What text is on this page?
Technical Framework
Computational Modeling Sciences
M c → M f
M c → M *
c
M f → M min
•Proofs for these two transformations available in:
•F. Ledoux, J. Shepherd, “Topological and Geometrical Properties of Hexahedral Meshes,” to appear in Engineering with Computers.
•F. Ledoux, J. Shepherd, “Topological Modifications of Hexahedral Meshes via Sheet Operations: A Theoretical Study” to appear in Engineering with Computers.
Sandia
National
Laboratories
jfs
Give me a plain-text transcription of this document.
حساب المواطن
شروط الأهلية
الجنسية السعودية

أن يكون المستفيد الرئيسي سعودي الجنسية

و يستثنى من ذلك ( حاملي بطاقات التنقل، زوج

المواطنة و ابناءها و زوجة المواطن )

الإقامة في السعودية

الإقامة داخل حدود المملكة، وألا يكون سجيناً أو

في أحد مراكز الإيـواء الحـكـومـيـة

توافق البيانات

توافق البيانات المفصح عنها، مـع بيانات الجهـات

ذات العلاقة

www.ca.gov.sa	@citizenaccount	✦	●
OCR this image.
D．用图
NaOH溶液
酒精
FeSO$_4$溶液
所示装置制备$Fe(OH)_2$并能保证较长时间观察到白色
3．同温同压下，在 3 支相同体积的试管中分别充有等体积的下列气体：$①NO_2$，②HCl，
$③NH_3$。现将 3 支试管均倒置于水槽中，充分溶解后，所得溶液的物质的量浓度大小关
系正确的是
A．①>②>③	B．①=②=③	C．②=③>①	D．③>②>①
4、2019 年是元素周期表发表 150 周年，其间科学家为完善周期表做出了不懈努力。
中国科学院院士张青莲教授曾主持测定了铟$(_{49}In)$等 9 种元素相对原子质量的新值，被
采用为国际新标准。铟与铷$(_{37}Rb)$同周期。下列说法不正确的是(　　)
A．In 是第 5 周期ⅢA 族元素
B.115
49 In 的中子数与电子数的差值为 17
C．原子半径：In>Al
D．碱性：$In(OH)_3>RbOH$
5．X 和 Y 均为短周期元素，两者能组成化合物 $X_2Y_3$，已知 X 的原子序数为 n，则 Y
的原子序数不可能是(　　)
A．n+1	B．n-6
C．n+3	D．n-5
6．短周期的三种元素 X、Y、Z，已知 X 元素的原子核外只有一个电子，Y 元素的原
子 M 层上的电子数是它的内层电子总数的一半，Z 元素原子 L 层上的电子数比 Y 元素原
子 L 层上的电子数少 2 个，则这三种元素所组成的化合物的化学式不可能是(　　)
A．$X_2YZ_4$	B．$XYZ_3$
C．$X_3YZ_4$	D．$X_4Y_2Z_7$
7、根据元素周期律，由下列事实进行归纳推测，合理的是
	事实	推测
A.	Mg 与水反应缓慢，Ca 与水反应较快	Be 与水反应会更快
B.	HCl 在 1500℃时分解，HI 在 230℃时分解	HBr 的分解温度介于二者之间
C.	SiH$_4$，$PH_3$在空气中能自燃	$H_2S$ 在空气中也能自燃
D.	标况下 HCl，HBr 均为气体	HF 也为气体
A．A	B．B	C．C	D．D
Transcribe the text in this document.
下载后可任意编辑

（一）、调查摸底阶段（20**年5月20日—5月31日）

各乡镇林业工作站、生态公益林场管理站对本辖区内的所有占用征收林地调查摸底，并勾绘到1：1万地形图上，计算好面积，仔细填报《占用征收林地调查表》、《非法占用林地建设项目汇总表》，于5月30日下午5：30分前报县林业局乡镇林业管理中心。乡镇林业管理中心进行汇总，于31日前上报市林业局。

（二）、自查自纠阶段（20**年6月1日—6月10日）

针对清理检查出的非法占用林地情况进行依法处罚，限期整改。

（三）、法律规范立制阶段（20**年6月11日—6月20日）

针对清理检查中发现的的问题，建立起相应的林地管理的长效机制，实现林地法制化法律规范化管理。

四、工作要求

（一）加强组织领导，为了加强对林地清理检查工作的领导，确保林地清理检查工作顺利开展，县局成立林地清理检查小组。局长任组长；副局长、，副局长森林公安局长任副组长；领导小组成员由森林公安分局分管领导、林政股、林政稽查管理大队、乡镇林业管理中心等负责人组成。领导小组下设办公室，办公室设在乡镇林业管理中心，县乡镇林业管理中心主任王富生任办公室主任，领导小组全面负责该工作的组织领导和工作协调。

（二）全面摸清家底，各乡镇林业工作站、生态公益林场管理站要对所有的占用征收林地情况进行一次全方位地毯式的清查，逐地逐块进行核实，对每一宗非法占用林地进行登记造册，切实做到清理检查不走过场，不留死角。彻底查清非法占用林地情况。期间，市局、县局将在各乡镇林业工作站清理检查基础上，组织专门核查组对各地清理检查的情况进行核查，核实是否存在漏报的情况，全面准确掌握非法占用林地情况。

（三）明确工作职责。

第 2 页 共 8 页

- **Problem description**
Reproduce only the lines from the line containing "Transcribe the text in this document." to the last line of the material above, both of those lines included.

- **Task response**
Transcribe the text in this document.
下载后可任意编辑

（一）、调查摸底阶段（20**年5月20日—5月31日）

各乡镇林业工作站、生态公益林场管理站对本辖区内的所有占用征收林地调查摸底，并勾绘到1：1万地形图上，计算好面积，仔细填报《占用征收林地调查表》、《非法占用林地建设项目汇总表》，于5月30日下午5：30分前报县林业局乡镇林业管理中心。乡镇林业管理中心进行汇总，于31日前上报市林业局。

（二）、自查自纠阶段（20**年6月1日—6月10日）

针对清理检查出的非法占用林地情况进行依法处罚，限期整改。

（三）、法律规范立制阶段（20**年6月11日—6月20日）

针对清理检查中发现的的问题，建立起相应的林地管理的长效机制，实现林地法制化法律规范化管理。

四、工作要求

（一）加强组织领导，为了加强对林地清理检查工作的领导，确保林地清理检查工作顺利开展，县局成立林地清理检查小组。局长任组长；副局长、，副局长森林公安局长任副组长；领导小组成员由森林公安分局分管领导、林政股、林政稽查管理大队、乡镇林业管理中心等负责人组成。领导小组下设办公室，办公室设在乡镇林业管理中心，县乡镇林业管理中心主任王富生任办公室主任，领导小组全面负责该工作的组织领导和工作协调。

（二）全面摸清家底，各乡镇林业工作站、生态公益林场管理站要对所有的占用征收林地情况进行一次全方位地毯式的清查，逐地逐块进行核实，对每一宗非法占用林地进行登记造册，切实做到清理检查不走过场，不留死角。彻底查清非法占用林地情况。期间，市局、县局将在各乡镇林业工作站清理检查基础上，组织专门核查组对各地清理检查的情况进行核查，核实是否存在漏报的情况，全面准确掌握非法占用林地情况。

（三）明确工作职责。

第 2 页 共 8 页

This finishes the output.